**Prompt**
Find and copy each line of the records where the string "Information" shows up.

START

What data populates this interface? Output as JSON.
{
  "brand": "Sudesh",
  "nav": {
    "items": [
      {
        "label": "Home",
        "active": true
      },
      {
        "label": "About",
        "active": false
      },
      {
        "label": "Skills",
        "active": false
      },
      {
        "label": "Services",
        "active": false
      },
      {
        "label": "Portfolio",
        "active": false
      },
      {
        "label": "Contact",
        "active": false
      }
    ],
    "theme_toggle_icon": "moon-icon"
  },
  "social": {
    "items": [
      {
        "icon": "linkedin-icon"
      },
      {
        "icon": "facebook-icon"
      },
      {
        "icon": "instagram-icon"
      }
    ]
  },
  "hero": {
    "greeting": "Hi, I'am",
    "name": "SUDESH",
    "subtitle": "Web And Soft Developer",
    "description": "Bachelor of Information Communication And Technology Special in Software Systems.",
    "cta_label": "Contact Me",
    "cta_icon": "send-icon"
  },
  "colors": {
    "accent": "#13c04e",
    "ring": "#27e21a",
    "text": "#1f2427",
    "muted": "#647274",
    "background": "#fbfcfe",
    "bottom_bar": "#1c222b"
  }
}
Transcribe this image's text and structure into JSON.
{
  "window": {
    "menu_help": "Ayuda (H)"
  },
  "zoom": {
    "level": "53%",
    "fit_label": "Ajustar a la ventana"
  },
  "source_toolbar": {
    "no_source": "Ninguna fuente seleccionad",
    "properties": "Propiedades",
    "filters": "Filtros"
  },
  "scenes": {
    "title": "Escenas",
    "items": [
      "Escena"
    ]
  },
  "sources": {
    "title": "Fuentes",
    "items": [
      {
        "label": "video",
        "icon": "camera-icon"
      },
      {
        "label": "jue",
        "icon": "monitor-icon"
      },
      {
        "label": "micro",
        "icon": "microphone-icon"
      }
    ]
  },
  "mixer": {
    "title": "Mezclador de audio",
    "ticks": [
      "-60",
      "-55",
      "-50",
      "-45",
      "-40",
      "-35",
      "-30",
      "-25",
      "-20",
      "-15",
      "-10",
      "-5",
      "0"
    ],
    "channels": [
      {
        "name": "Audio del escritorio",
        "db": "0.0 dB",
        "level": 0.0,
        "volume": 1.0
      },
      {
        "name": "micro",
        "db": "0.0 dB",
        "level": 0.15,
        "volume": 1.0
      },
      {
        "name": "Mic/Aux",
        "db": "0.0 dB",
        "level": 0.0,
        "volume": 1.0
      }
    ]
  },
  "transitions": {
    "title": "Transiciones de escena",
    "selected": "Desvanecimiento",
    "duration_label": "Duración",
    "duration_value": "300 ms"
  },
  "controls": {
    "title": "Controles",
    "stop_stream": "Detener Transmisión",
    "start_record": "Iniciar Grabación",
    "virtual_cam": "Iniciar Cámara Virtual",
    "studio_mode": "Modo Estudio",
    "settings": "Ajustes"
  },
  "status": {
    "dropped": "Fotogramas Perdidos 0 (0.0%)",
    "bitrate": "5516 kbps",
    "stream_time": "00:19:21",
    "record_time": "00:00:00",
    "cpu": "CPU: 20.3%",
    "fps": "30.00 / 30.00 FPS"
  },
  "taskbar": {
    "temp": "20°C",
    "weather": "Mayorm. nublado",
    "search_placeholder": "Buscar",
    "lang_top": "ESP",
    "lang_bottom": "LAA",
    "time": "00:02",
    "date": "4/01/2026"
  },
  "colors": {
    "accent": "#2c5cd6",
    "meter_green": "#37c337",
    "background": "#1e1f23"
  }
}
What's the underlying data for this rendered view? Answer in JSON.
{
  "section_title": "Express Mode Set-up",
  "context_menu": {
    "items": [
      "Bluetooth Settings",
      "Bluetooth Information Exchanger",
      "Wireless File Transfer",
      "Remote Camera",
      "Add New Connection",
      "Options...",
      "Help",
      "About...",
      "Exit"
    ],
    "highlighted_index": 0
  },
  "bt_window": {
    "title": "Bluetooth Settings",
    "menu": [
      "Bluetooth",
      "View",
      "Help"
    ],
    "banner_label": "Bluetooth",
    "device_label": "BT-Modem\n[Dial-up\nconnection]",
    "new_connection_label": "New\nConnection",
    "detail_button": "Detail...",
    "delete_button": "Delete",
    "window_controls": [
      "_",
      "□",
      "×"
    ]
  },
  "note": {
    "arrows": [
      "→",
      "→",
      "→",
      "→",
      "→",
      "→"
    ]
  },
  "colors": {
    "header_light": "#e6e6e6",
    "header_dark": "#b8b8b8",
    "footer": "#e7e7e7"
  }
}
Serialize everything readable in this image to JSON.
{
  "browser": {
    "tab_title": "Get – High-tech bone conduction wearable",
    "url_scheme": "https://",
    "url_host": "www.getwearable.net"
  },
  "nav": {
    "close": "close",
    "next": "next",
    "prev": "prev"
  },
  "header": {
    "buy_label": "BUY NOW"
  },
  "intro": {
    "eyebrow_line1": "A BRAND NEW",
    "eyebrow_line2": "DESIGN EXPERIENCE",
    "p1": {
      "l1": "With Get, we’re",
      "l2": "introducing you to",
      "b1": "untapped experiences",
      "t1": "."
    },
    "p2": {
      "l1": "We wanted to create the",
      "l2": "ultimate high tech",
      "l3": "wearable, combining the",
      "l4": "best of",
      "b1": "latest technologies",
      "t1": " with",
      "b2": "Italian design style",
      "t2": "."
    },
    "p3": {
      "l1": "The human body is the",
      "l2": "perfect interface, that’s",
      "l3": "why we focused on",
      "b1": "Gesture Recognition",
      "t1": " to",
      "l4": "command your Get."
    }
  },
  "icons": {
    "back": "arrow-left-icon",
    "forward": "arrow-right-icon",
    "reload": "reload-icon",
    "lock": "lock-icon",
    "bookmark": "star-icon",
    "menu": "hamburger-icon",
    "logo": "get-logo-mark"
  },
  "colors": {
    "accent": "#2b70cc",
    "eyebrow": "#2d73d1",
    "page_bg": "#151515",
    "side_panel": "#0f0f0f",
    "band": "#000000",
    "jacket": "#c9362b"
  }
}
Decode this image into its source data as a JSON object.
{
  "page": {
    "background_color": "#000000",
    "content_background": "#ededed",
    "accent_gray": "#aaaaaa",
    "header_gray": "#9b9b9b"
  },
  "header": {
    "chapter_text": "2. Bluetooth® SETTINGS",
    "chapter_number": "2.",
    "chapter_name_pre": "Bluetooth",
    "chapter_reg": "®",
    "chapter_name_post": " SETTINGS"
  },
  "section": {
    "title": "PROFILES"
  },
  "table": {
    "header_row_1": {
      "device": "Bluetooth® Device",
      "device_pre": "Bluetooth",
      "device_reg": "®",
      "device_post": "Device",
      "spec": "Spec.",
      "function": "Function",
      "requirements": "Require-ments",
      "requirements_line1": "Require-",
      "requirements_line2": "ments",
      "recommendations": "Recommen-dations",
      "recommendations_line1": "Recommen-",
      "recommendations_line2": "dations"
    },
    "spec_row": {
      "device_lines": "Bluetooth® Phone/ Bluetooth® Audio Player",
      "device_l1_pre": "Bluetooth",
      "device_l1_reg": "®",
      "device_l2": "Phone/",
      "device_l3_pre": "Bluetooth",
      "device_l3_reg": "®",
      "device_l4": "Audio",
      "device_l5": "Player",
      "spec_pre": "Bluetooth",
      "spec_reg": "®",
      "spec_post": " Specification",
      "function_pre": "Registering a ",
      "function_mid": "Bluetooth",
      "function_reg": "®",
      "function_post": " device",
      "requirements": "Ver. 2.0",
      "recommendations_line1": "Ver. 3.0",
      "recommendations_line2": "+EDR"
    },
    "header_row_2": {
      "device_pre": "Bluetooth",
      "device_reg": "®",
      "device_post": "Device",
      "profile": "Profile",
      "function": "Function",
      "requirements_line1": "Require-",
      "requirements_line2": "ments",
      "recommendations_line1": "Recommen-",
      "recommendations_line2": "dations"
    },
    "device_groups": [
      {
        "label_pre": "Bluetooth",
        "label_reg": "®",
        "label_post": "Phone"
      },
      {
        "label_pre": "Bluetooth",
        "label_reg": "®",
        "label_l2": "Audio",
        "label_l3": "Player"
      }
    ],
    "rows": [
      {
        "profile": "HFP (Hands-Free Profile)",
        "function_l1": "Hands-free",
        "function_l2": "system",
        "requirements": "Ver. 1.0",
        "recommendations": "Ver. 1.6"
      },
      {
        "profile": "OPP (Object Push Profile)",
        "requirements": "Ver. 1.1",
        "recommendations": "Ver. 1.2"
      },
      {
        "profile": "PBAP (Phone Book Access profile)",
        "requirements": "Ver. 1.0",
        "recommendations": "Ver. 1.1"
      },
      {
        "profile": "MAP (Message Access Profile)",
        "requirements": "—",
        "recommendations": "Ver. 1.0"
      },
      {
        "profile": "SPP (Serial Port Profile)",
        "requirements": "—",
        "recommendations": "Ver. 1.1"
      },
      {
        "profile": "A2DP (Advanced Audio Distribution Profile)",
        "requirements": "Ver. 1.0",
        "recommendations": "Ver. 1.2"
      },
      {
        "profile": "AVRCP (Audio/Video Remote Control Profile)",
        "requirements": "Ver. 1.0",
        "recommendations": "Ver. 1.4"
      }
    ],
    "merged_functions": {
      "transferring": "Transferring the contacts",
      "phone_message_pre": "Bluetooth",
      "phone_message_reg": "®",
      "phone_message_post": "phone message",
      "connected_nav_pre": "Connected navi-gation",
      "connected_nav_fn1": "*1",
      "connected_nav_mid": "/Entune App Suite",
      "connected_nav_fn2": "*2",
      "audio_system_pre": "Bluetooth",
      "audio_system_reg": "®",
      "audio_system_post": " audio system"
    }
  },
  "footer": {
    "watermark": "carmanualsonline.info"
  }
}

END

**Solution to this problem**
    "description": "Bachelor of Information Communication And Technology Special in Software Systems.",
      "Bluetooth Information Exchanger",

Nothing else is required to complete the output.